REQUEST - Extract each line of the data below exactly as written.

[Dataset records]
--- START ---

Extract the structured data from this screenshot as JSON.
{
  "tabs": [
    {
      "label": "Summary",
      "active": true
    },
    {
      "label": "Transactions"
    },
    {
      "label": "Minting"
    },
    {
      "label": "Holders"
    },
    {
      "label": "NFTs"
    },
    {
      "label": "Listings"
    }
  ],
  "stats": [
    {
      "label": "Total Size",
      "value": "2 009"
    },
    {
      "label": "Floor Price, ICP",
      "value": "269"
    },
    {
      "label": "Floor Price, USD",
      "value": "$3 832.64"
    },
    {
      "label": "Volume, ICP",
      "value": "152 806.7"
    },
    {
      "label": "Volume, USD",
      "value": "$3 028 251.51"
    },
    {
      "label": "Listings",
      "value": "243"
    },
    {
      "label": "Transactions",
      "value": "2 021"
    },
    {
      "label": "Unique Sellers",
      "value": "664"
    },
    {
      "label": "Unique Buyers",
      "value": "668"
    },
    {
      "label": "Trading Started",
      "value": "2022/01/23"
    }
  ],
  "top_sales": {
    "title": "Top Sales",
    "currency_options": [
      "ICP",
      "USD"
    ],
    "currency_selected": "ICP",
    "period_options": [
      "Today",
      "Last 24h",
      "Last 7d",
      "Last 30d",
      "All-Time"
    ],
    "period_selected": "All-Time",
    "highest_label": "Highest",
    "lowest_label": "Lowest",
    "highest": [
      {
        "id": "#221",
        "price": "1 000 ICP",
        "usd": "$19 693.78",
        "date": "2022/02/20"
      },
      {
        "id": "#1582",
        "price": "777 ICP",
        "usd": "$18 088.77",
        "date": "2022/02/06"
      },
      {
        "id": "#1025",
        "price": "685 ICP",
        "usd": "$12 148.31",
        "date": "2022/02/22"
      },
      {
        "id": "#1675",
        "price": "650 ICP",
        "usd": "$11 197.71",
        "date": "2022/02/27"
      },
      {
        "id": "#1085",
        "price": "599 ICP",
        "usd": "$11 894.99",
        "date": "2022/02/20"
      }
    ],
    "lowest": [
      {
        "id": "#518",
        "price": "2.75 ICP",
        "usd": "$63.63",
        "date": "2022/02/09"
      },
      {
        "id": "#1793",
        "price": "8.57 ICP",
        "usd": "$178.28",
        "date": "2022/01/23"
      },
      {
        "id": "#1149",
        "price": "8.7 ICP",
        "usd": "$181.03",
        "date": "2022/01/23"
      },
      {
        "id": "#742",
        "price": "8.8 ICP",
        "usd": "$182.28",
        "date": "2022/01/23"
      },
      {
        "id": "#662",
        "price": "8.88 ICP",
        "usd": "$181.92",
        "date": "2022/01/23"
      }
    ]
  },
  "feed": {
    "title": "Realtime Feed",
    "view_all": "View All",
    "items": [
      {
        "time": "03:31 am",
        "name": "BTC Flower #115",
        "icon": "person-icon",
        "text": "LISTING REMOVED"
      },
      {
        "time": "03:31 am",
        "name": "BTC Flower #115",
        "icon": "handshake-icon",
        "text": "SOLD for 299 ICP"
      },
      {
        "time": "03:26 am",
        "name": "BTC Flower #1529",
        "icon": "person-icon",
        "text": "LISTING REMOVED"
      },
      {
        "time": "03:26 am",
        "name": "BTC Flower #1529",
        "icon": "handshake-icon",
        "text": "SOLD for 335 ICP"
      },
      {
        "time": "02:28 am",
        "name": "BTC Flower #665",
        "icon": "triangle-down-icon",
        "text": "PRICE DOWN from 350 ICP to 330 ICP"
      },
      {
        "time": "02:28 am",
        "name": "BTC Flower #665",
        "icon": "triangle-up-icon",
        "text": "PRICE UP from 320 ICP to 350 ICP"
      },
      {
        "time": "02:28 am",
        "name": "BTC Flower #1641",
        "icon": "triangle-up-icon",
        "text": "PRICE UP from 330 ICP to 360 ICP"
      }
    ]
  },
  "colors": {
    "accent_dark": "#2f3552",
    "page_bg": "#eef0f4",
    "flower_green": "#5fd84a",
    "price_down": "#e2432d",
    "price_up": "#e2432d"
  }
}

--- END ---

REPLY TO THE TASK -
Extract the structured data from this screenshot as JSON.
{
  "tabs": [
    {
      "label": "Summary",
      "active": true
    },
    {
      "label": "Transactions"
    },
    {
      "label": "Minting"
    },
    {
      "label": "Holders"
    },
    {
      "label": "NFTs"
    },
    {
      "label": "Listings"
    }
  ],
  "stats": [
    {
      "label": "Total Size",
      "value": "2 009"
    },
    {
      "label": "Floor Price, ICP",
      "value": "269"
    },
    {
      "label": "Floor Price, USD",
      "value": "$3 832.64"
    },
    {
      "label": "Volume, ICP",
      "value": "152 806.7"
    },
    {
      "label": "Volume, USD",
      "value": "$3 028 251.51"
    },
    {
      "label": "Listings",
      "value": "243"
    },
    {
      "label": "Transactions",
      "value": "2 021"
    },
    {
      "label": "Unique Sellers",
      "value": "664"
    },
    {
      "label": "Unique Buyers",
      "value": "668"
    },
    {
      "label": "Trading Started",
      "value": "2022/01/23"
    }
  ],
  "top_sales": {
    "title": "Top Sales",
    "currency_options": [
      "ICP",
      "USD"
    ],
    "currency_selected": "ICP",
    "period_options": [
      "Today",
      "Last 24h",
      "Last 7d",
      "Last 30d",
      "All-Time"
    ],
    "period_selected": "All-Time",
    "highest_label": "Highest",
    "lowest_label": "Lowest",
    "highest": [
      {
        "id": "#221",
        "price": "1 000 ICP",
        "usd": "$19 693.78",
        "date": "2022/02/20"
      },
      {
        "id": "#1582",
        "price": "777 ICP",
        "usd": "$18 088.77",
        "date": "2022/02/06"
      },
      {
        "id": "#1025",
        "price": "685 ICP",
        "usd": "$12 148.31",
        "date": "2022/02/22"
      },
      {
        "id": "#1675",
        "price": "650 ICP",
        "usd": "$11 197.71",
        "date": "2022/02/27"
      },
      {
        "id": "#1085",
        "price": "599 ICP",
        "usd": "$11 894.99",
        "date": "2022/02/20"
      }
    ],
    "lowest": [
      {
        "id": "#518",
        "price": "2.75 ICP",
        "usd": "$63.63",
        "date": "2022/02/09"
      },
      {
        "id": "#1793",
        "price": "8.57 ICP",
        "usd": "$178.28",
        "date": "2022/01/23"
      },
      {
        "id": "#1149",
        "price": "8.7 ICP",
        "usd": "$181.03",
        "date": "2022/01/23"
      },
      {
        "id": "#742",
        "price": "8.8 ICP",
        "usd": "$182.28",
        "date": "2022/01/23"
      },
      {
        "id": "#662",
        "price": "8.88 ICP",
        "usd": "$181.92",
        "date": "2022/01/23"
      }
    ]
  },
  "feed": {
    "title": "Realtime Feed",
    "view_all": "View All",
    "items": [
      {
        "time": "03:31 am",
        "name": "BTC Flower #115",
        "icon": "person-icon",
        "text": "LISTING REMOVED"
      },
      {
        "time": "03:31 am",
        "name": "BTC Flower #115",
        "icon": "handshake-icon",
        "text": "SOLD for 299 ICP"
      },
      {
        "time": "03:26 am",
        "name": "BTC Flower #1529",
        "icon": "person-icon",
        "text": "LISTING REMOVED"
      },
      {
        "time": "03:26 am",
        "name": "BTC Flower #1529",
        "icon": "handshake-icon",
        "text": "SOLD for 335 ICP"
      },
      {
        "time": "02:28 am",
        "name": "BTC Flower #665",
        "icon": "triangle-down-icon",
        "text": "PRICE DOWN from 350 ICP to 330 ICP"
      },
      {
        "time": "02:28 am",
        "name": "BTC Flower #665",
        "icon": "triangle-up-icon",
        "text": "PRICE UP from 320 ICP to 350 ICP"
      },
      {
        "time": "02:28 am",
        "name": "BTC Flower #1641",
        "icon": "triangle-up-icon",
        "text": "PRICE UP from 330 ICP to 360 ICP"
      }
    ]
  },
  "colors": {
    "accent_dark": "#2f3552",
    "page_bg": "#eef0f4",
    "flower_green": "#5fd84a",
    "price_down": "#e2432d",
    "price_up": "#e2432d"
  }
}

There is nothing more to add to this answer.